Material provided:
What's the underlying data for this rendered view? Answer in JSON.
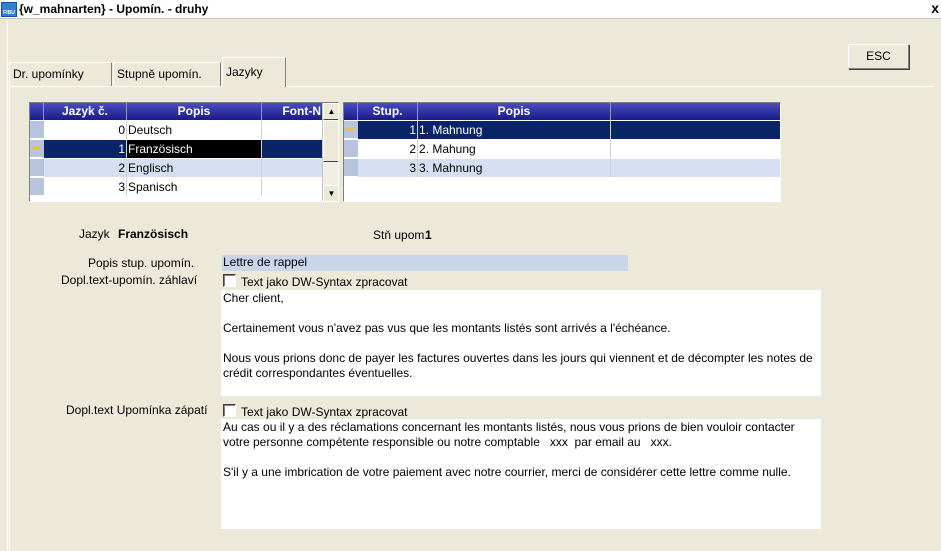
{
  "window": {
    "title": "{w_mahnarten} - Upomín. - druhy",
    "icon_name": "app-icon",
    "icon_text": "FIBU",
    "close_label": "x"
  },
  "esc_button": "ESC",
  "tabs": [
    {
      "label": "Dr. upomínky"
    },
    {
      "label": "Stupně upomín."
    },
    {
      "label": "Jazyky",
      "active": true
    }
  ],
  "languages_grid": {
    "columns": [
      "Jazyk č.",
      "Popis",
      "Font-N"
    ],
    "rows": [
      {
        "num": "0",
        "desc": "Deutsch"
      },
      {
        "num": "1",
        "desc": "Französisch",
        "selected": true
      },
      {
        "num": "2",
        "desc": "Englisch"
      },
      {
        "num": "3",
        "desc": "Spanisch"
      }
    ],
    "scroll_up": "▲",
    "scroll_down": "▼"
  },
  "levels_grid": {
    "columns": [
      "Stup.",
      "Popis",
      ""
    ],
    "rows": [
      {
        "num": "1",
        "desc": "1. Mahnung",
        "selected": true
      },
      {
        "num": "2",
        "desc": "2. Mahung"
      },
      {
        "num": "3",
        "desc": "3. Mahnung"
      }
    ]
  },
  "details": {
    "language_label": "Jazyk",
    "language_value": "Französisch",
    "level_label": "Stň upom.",
    "level_value": "1",
    "level_desc_label": "Popis stup. upomín.",
    "level_desc_value": "Lettre de rappel",
    "header_text_label": "Dopl.text-upomín. záhlaví",
    "header_checkbox_label": "Text jako DW-Syntax zpracovat",
    "header_text": "Cher client,\n\nCertainement vous n'avez pas vus que les montants listés sont arrivés a l'échéance.\n\nNous vous prions donc de payer les factures ouvertes dans les jours qui viennent et de décompter les notes de crédit correspondantes éventuelles.",
    "footer_text_label": "Dopl.text Upomínka zápatí",
    "footer_checkbox_label": "Text jako DW-Syntax zpracovat",
    "footer_text": "Au cas ou il y a des réclamations concernant les montants listés, nous vous prions de bien vouloir contacter votre personne compétente responsible ou notre comptable   xxx  par email au   xxx.\n\nS'il y a une imbrication de votre paiement avec notre courrier, merci de considérer cette lettre comme nulle."
  },
  "colors": {
    "header_gradient_top": "#4a4dc0",
    "header_gradient_bottom": "#181a85",
    "selected_row": "#0a2468",
    "alt_row": "#d6dff1",
    "field_bg": "#c9d5ea",
    "window_bg": "#ece9d8"
  }
}
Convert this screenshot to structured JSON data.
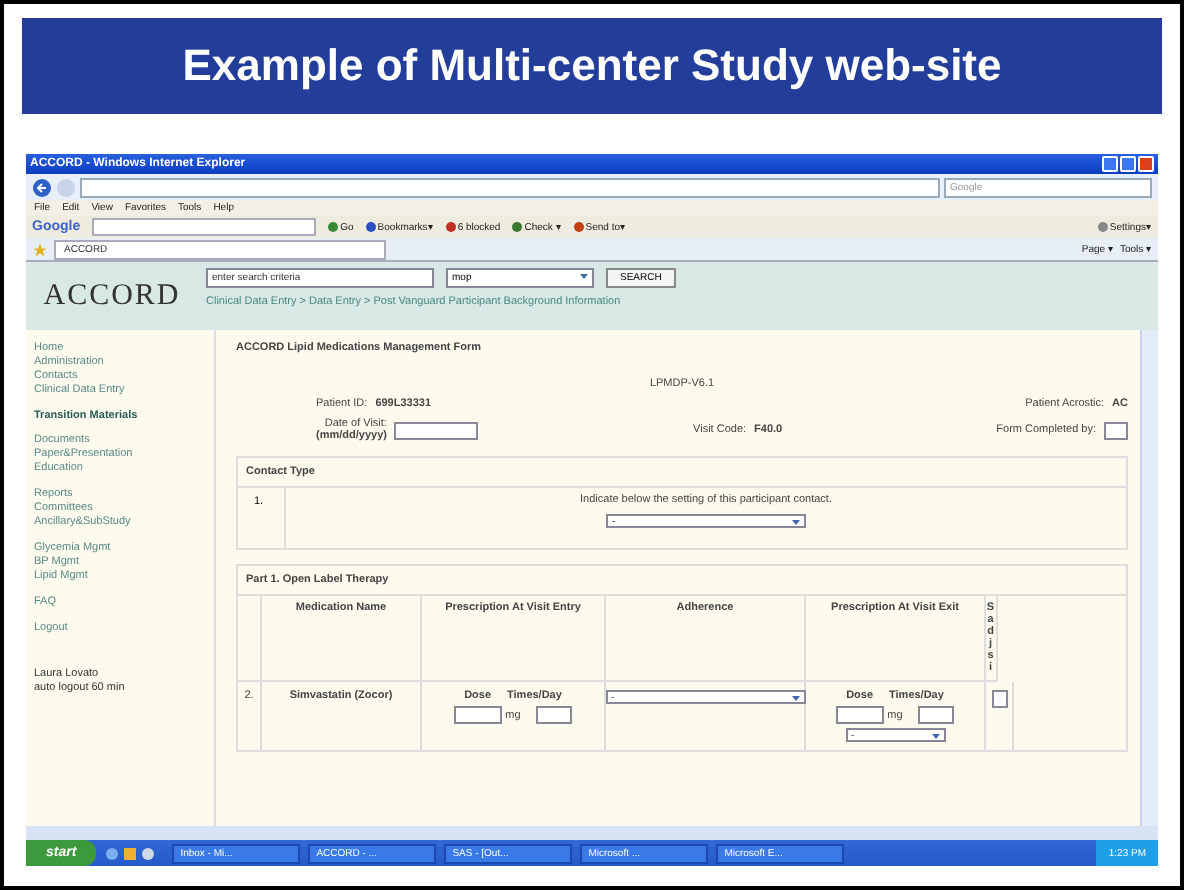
{
  "slide": {
    "title": "Example of Multi-center Study web-site"
  },
  "browser": {
    "title": "ACCORD - Windows Internet Explorer",
    "search_placeholder": "Google",
    "menu": [
      "File",
      "Edit",
      "View",
      "Favorites",
      "Tools",
      "Help"
    ],
    "toolbar": [
      {
        "label": "Google",
        "kind": "brand"
      },
      {
        "label": "Go",
        "kind": "button"
      },
      {
        "label": "Bookmarks▾",
        "kind": "star"
      },
      {
        "label": "6 blocked",
        "kind": "block"
      },
      {
        "label": "Check ▾",
        "kind": "check"
      },
      {
        "label": "Send to▾",
        "kind": "send"
      },
      {
        "label": "Settings▾",
        "kind": "gear"
      }
    ],
    "tab": "ACCORD",
    "commands": [
      "Page ▾",
      "Tools ▾"
    ]
  },
  "site": {
    "logo": "ACCORD",
    "search_value": "enter search criteria",
    "scope": "mop",
    "search_button": "SEARCH",
    "breadcrumb": "Clinical Data Entry > Data Entry > Post Vanguard Participant Background Information",
    "nav": [
      [
        {
          "label": "Home",
          "kind": "link"
        },
        {
          "label": "Administration",
          "kind": "link"
        },
        {
          "label": "Contacts",
          "kind": "link"
        },
        {
          "label": "Clinical Data Entry",
          "kind": "link"
        }
      ],
      [
        {
          "label": "Transition Materials",
          "kind": "heading"
        }
      ],
      [
        {
          "label": "Documents",
          "kind": "link"
        },
        {
          "label": "Paper&Presentation",
          "kind": "link"
        },
        {
          "label": "Education",
          "kind": "link"
        }
      ],
      [
        {
          "label": "Reports",
          "kind": "link"
        },
        {
          "label": "Committees",
          "kind": "link"
        },
        {
          "label": "Ancillary&SubStudy",
          "kind": "link"
        }
      ],
      [
        {
          "label": "Glycemia Mgmt",
          "kind": "link"
        },
        {
          "label": "BP Mgmt",
          "kind": "link"
        },
        {
          "label": "Lipid Mgmt",
          "kind": "link"
        }
      ],
      [
        {
          "label": "FAQ",
          "kind": "link"
        }
      ],
      [
        {
          "label": "Logout",
          "kind": "link"
        }
      ]
    ],
    "user": "Laura Lovato",
    "logout_note": "auto logout 60 min"
  },
  "form": {
    "title": "ACCORD Lipid Medications Management Form",
    "code": "LPMDP-V6.1",
    "patient_id_label": "Patient ID:",
    "patient_id": "699L33331",
    "acrostic_label": "Patient Acrostic:",
    "acrostic": "AC",
    "visit_date_label": "Date of Visit:",
    "visit_date_format": "(mm/dd/yyyy)",
    "visit_code_label": "Visit Code:",
    "visit_code": "F40.0",
    "completed_by_label": "Form Completed by:",
    "contact": {
      "heading": "Contact Type",
      "number": "1.",
      "prompt": "Indicate below the setting of this participant contact.",
      "select": "-"
    },
    "part1": {
      "heading": "Part 1. Open Label Therapy",
      "columns": [
        "Medication Name",
        "Prescription At Visit Entry",
        "Adherence",
        "Prescription At Visit Exit",
        "S adj si"
      ],
      "row": {
        "number": "2.",
        "medication": "Simvastatin (Zocor)",
        "dose": "Dose",
        "times": "Times/Day",
        "unit": "mg",
        "adherence": "-",
        "exit_dose": "Dose",
        "exit_times": "Times/Day",
        "exit_unit": "mg",
        "exit_select": "-"
      }
    }
  },
  "taskbar": {
    "start": "start",
    "tasks": [
      "Inbox - Mi...",
      "ACCORD - ...",
      "SAS - [Out...",
      "Microsoft ...",
      "Microsoft E..."
    ],
    "clock": "1:23 PM"
  }
}
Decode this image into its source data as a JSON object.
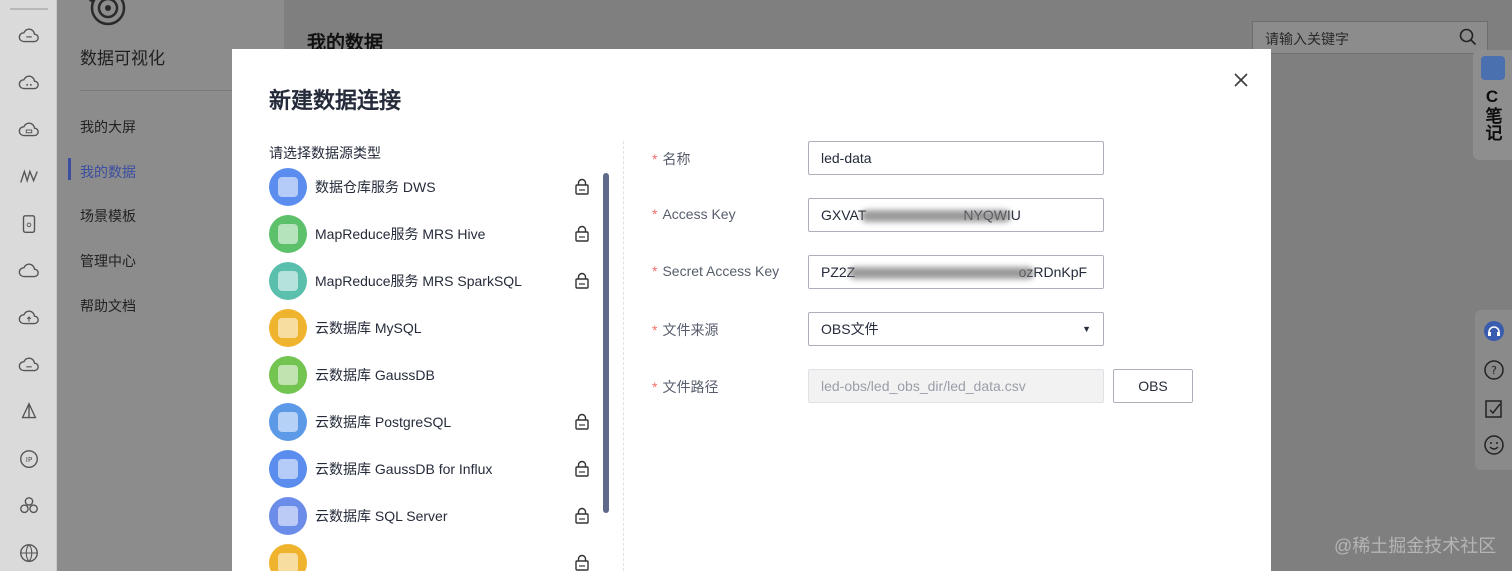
{
  "sidebar": {
    "app_title": "数据可视化",
    "items": [
      {
        "label": "我的大屏"
      },
      {
        "label": "我的数据"
      },
      {
        "label": "场景模板"
      },
      {
        "label": "管理中心"
      },
      {
        "label": "帮助文档"
      }
    ],
    "active_item": "我的数据"
  },
  "header": {
    "title": "我的数据",
    "search_placeholder": "请输入关键字"
  },
  "note_widget": {
    "letter": "C",
    "text": "笔记"
  },
  "watermark": "@稀土掘金技术社区",
  "modal": {
    "title": "新建数据连接",
    "source_prompt": "请选择数据源类型",
    "sources": [
      {
        "label": "数据仓库服务 DWS",
        "color": "#5b8def",
        "locked": true
      },
      {
        "label": "MapReduce服务 MRS Hive",
        "color": "#5cc16a",
        "locked": true
      },
      {
        "label": "MapReduce服务 MRS SparkSQL",
        "color": "#5bbfae",
        "locked": true
      },
      {
        "label": "云数据库 MySQL",
        "color": "#f0b32e",
        "locked": false
      },
      {
        "label": "云数据库 GaussDB",
        "color": "#73c451",
        "locked": false
      },
      {
        "label": "云数据库 PostgreSQL",
        "color": "#5c9ae8",
        "locked": true
      },
      {
        "label": "云数据库 GaussDB for Influx",
        "color": "#5b8def",
        "locked": true
      },
      {
        "label": "云数据库 SQL Server",
        "color": "#6b8ce8",
        "locked": true
      },
      {
        "label": "",
        "color": "#f0b32e",
        "locked": true
      }
    ],
    "form": {
      "name": {
        "label": "名称",
        "value": "led-data"
      },
      "access_key": {
        "label": "Access Key",
        "value": "GXVAT                         NYQWIU"
      },
      "secret_key": {
        "label": "Secret Access Key",
        "value": "PZ2Z                                          ozRDnKpF"
      },
      "file_source": {
        "label": "文件来源",
        "value": "OBS文件",
        "options": [
          "OBS文件"
        ]
      },
      "file_path": {
        "label": "文件路径",
        "value": "led-obs/led_obs_dir/led_data.csv",
        "button": "OBS"
      }
    }
  }
}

Requirement:
List the lines of the material in which the word "jako" occurs.

Complete response:
    "header_checkbox_label": "Text jako DW-Syntax zpracovat",
    "footer_checkbox_label": "Text jako DW-Syntax zpracovat",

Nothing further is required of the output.